◆ DIRECTIONS FOR THIS TASK ◆
For the data below, report only the number of lines containing the string "screenshot".

◆ THE RECORDS ◆
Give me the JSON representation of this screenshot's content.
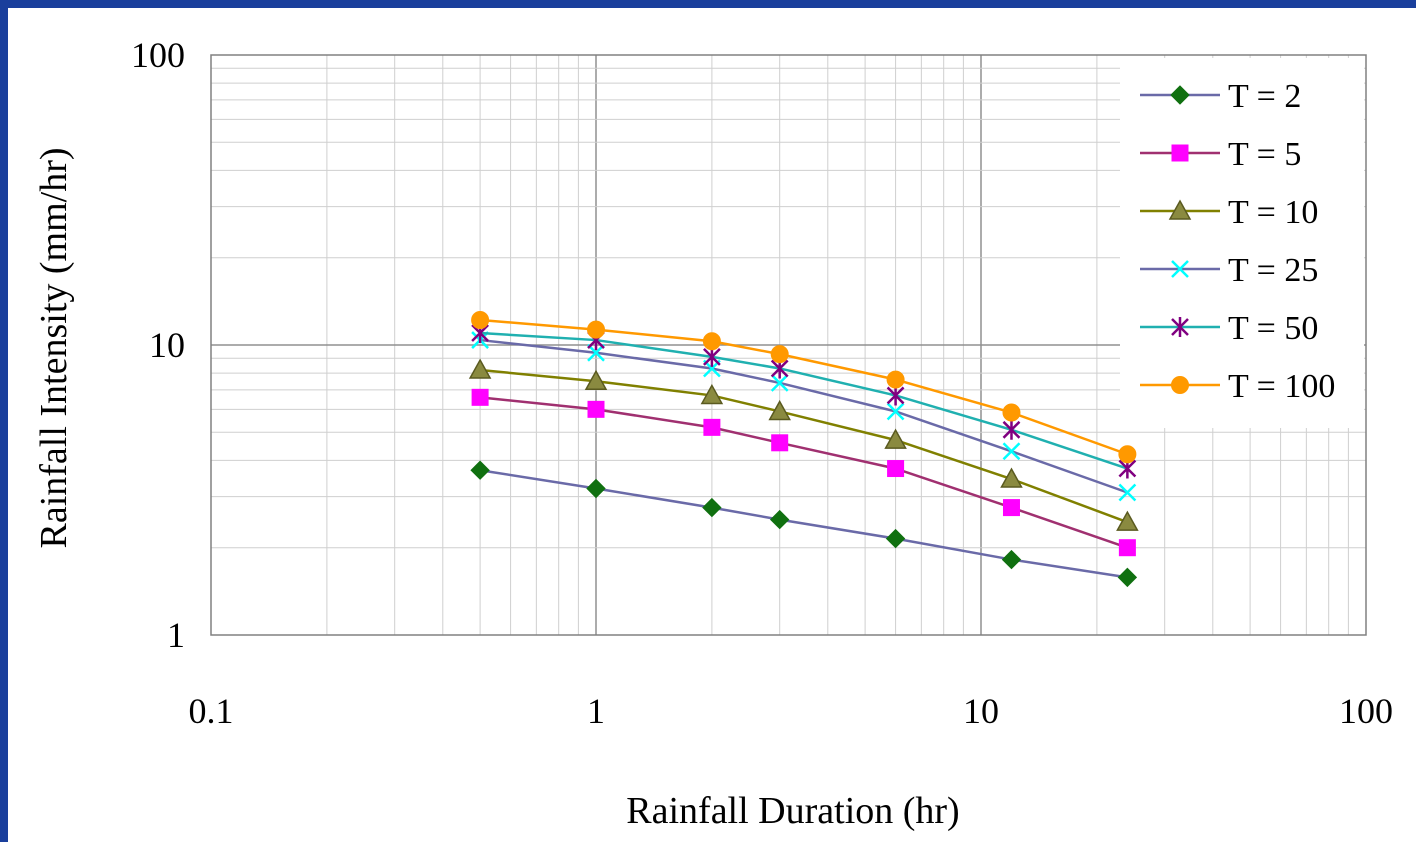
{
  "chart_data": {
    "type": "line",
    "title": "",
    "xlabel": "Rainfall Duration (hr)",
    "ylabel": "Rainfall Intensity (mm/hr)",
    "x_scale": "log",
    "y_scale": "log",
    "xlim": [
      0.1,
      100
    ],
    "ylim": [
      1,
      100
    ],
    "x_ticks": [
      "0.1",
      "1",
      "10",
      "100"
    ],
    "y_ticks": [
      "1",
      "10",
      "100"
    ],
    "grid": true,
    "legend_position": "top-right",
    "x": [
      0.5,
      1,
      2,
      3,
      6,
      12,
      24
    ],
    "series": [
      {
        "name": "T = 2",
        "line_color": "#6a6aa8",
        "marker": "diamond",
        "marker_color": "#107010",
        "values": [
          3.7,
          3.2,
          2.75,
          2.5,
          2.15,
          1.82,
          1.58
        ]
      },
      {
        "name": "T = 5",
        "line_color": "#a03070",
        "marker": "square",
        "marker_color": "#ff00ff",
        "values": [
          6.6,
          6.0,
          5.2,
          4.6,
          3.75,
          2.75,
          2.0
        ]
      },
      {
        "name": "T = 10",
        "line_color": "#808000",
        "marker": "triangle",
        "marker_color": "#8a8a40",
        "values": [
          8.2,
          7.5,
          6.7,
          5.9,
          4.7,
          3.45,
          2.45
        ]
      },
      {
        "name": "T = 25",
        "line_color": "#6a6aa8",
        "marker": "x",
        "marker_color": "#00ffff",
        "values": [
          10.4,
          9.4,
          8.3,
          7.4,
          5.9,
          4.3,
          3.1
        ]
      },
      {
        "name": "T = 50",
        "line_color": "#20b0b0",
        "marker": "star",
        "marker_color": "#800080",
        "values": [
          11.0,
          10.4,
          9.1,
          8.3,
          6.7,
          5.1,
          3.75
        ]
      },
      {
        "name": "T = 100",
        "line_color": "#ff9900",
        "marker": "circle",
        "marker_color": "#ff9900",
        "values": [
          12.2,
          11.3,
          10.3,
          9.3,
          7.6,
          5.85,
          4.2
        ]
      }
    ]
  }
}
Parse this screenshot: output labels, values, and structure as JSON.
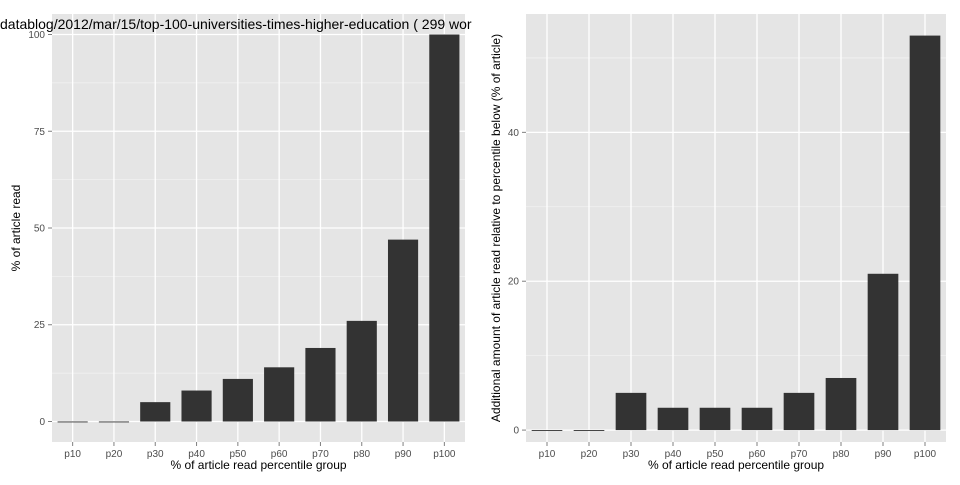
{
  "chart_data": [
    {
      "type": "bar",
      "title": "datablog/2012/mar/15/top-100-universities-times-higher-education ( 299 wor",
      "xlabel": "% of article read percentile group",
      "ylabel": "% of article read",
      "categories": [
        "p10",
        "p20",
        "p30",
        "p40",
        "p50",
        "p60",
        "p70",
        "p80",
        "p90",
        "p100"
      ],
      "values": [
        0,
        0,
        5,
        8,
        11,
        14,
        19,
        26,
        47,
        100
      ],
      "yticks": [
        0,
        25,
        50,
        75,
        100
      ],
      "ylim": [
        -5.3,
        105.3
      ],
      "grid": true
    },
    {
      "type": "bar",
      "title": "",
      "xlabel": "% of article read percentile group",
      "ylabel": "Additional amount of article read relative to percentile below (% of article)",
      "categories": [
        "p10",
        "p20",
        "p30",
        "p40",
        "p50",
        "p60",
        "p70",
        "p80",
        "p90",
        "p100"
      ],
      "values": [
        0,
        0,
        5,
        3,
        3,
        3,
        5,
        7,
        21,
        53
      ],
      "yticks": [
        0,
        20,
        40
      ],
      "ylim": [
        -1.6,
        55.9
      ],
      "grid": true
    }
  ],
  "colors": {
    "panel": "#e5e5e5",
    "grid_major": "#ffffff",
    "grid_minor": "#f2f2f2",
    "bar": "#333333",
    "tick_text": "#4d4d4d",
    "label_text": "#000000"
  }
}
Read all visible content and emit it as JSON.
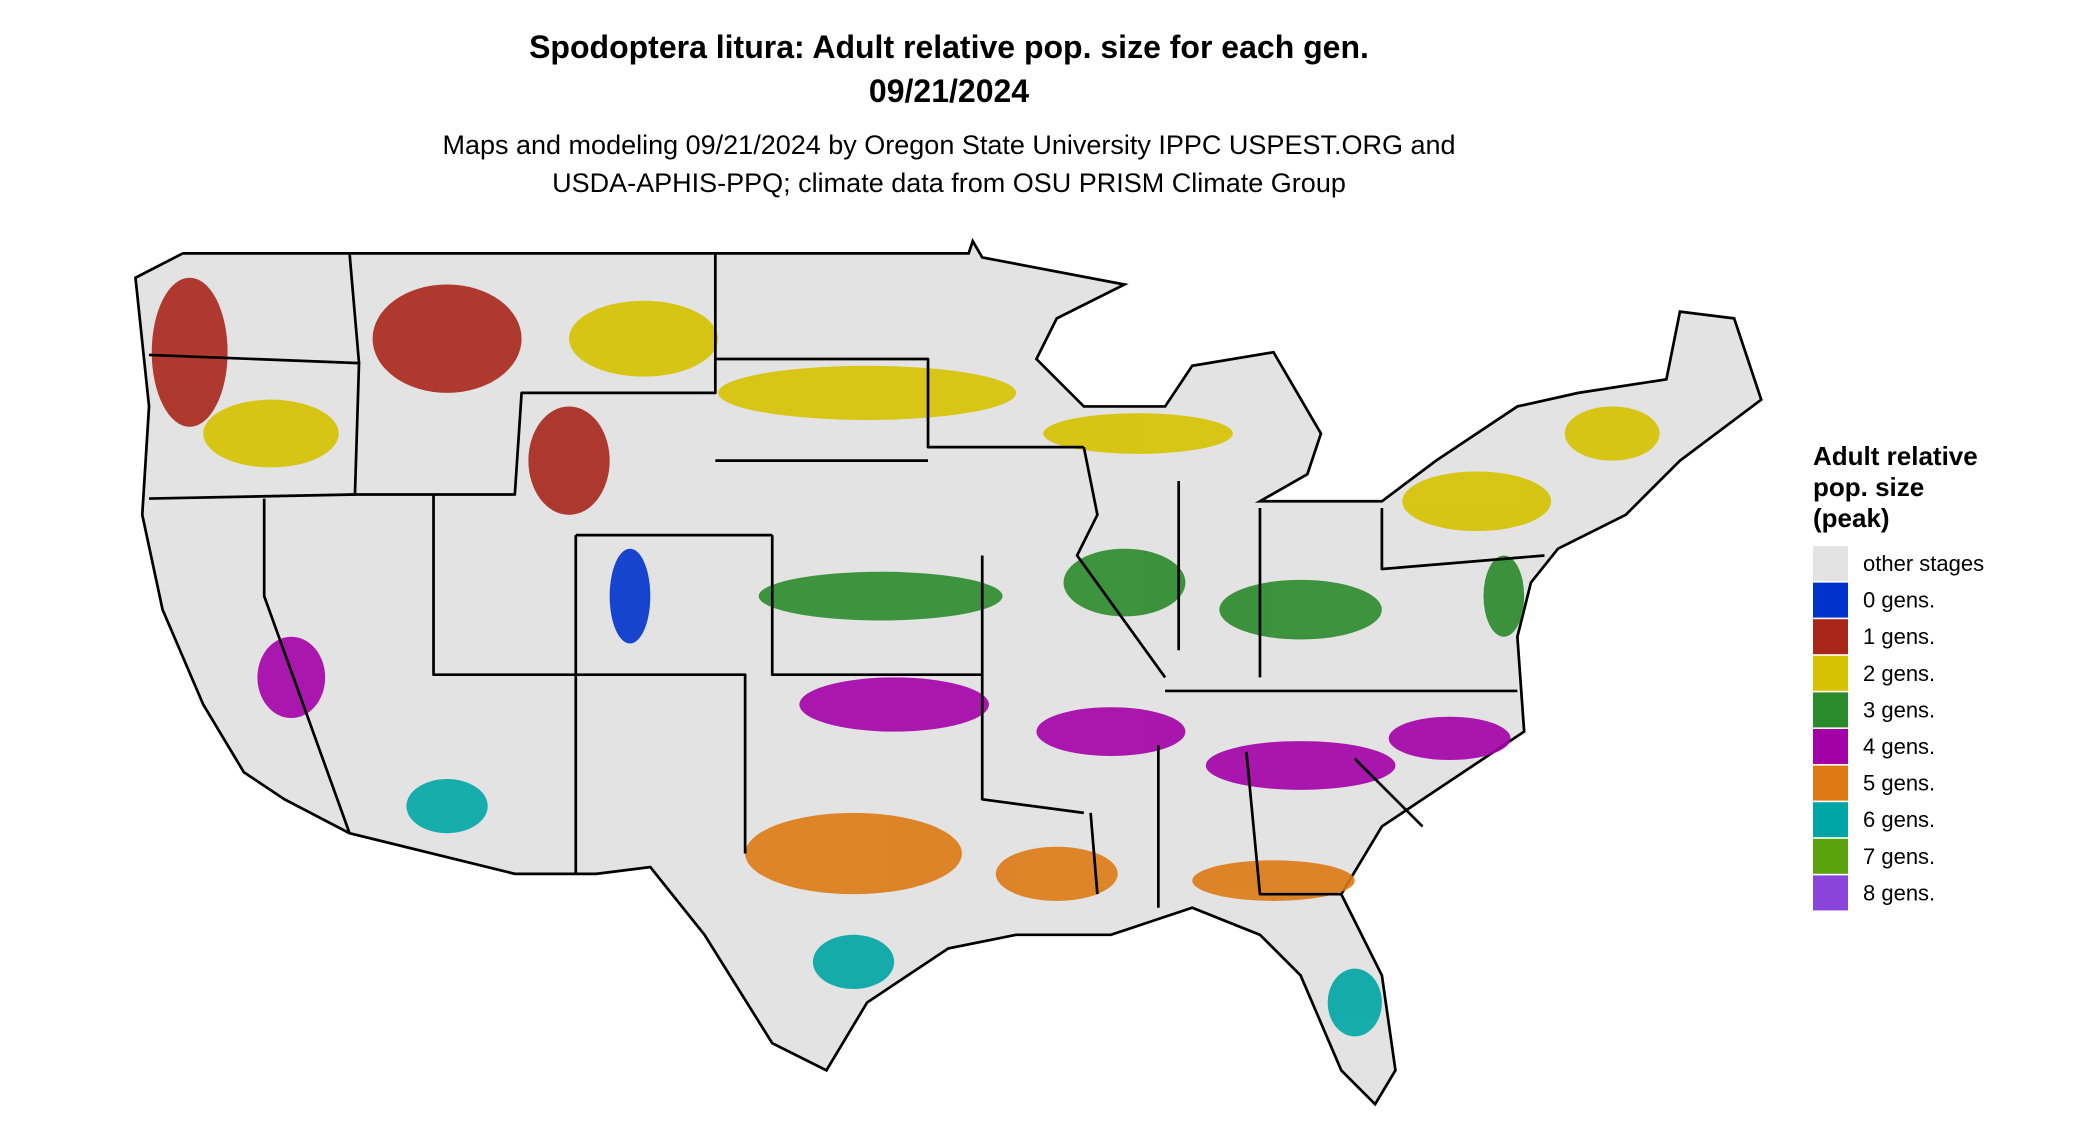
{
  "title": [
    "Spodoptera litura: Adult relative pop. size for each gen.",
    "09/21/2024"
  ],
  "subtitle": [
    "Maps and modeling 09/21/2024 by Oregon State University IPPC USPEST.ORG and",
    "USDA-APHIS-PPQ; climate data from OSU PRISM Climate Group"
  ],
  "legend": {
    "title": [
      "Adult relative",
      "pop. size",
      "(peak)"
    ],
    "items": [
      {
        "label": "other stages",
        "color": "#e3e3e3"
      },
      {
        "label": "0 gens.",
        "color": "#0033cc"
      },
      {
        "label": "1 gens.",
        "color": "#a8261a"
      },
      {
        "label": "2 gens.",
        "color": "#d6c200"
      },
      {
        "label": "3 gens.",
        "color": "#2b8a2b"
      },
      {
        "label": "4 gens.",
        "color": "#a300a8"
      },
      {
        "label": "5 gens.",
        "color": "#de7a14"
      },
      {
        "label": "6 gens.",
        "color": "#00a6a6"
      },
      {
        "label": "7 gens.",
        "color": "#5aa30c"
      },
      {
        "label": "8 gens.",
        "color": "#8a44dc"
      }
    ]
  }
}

◆ PROBLEM SOLUTION ◆
2